DESCRIPTION OF THE TASK :: Leave out the pictures and transcribe everything else exactly.

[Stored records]
>>>>

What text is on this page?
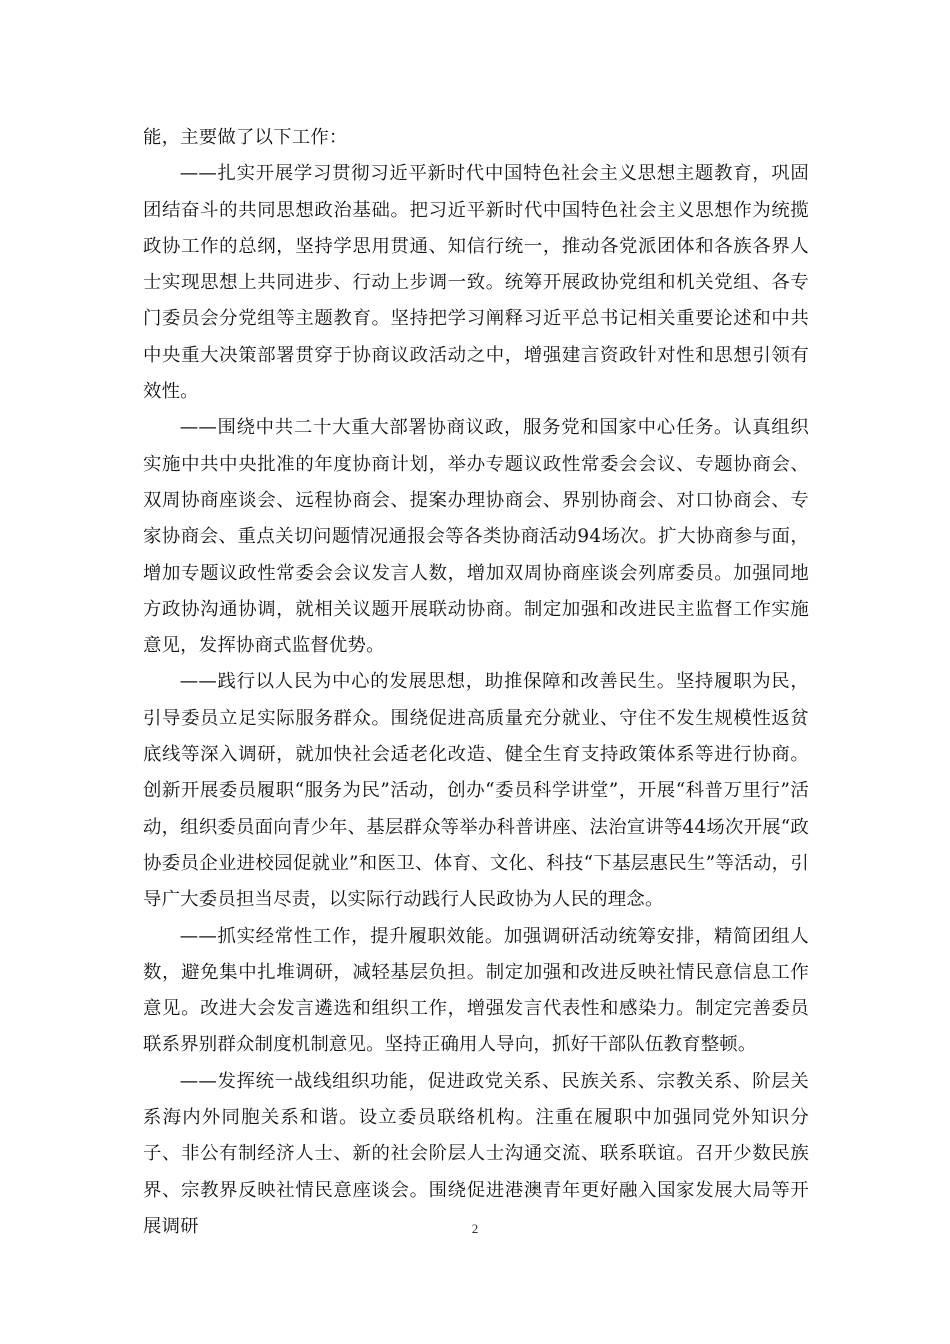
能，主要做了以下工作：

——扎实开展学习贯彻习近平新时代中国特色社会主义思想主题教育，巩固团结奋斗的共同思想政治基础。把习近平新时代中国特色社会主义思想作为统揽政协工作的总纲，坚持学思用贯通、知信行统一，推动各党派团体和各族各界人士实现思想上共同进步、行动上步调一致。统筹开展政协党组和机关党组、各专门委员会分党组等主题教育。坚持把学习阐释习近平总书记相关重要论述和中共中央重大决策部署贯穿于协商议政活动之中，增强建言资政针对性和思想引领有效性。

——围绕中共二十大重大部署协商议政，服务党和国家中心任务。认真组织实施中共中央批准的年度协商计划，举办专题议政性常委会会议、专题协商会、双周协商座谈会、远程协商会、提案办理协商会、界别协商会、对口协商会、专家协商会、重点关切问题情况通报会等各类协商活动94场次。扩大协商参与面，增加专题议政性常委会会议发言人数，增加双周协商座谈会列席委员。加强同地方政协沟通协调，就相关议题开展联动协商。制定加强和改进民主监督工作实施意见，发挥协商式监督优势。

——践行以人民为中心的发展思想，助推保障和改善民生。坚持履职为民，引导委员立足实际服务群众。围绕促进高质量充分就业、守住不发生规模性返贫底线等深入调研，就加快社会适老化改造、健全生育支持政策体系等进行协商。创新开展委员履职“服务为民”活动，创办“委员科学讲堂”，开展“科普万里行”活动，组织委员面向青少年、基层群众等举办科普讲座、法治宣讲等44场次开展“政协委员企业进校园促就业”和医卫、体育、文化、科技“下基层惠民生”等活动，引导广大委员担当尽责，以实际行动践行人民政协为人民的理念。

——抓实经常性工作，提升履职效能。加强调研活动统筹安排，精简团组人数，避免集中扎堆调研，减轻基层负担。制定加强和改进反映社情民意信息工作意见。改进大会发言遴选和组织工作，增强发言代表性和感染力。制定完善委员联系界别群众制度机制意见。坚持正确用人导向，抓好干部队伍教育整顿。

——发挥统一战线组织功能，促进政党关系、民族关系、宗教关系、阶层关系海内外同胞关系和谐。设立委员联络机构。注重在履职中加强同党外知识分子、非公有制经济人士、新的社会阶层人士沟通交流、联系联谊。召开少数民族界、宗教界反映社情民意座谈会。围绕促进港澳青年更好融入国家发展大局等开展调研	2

<<<<

OUTPUT FOR THIS TASK ::
What text is on this page?
能，主要做了以下工作：

——扎实开展学习贯彻习近平新时代中国特色社会主义思想主题教育，巩固团结奋斗的共同思想政治基础。把习近平新时代中国特色社会主义思想作为统揽政协工作的总纲，坚持学思用贯通、知信行统一，推动各党派团体和各族各界人士实现思想上共同进步、行动上步调一致。统筹开展政协党组和机关党组、各专门委员会分党组等主题教育。坚持把学习阐释习近平总书记相关重要论述和中共中央重大决策部署贯穿于协商议政活动之中，增强建言资政针对性和思想引领有效性。

——围绕中共二十大重大部署协商议政，服务党和国家中心任务。认真组织实施中共中央批准的年度协商计划，举办专题议政性常委会会议、专题协商会、双周协商座谈会、远程协商会、提案办理协商会、界别协商会、对口协商会、专家协商会、重点关切问题情况通报会等各类协商活动94场次。扩大协商参与面，增加专题议政性常委会会议发言人数，增加双周协商座谈会列席委员。加强同地方政协沟通协调，就相关议题开展联动协商。制定加强和改进民主监督工作实施意见，发挥协商式监督优势。

——践行以人民为中心的发展思想，助推保障和改善民生。坚持履职为民，引导委员立足实际服务群众。围绕促进高质量充分就业、守住不发生规模性返贫底线等深入调研，就加快社会适老化改造、健全生育支持政策体系等进行协商。创新开展委员履职“服务为民”活动，创办“委员科学讲堂”，开展“科普万里行”活动，组织委员面向青少年、基层群众等举办科普讲座、法治宣讲等44场次开展“政协委员企业进校园促就业”和医卫、体育、文化、科技“下基层惠民生”等活动，引导广大委员担当尽责，以实际行动践行人民政协为人民的理念。

——抓实经常性工作，提升履职效能。加强调研活动统筹安排，精简团组人数，避免集中扎堆调研，减轻基层负担。制定加强和改进反映社情民意信息工作意见。改进大会发言遴选和组织工作，增强发言代表性和感染力。制定完善委员联系界别群众制度机制意见。坚持正确用人导向，抓好干部队伍教育整顿。

——发挥统一战线组织功能，促进政党关系、民族关系、宗教关系、阶层关系海内外同胞关系和谐。设立委员联络机构。注重在履职中加强同党外知识分子、非公有制经济人士、新的社会阶层人士沟通交流、联系联谊。召开少数民族界、宗教界反映社情民意座谈会。围绕促进港澳青年更好融入国家发展大局等开展调研	2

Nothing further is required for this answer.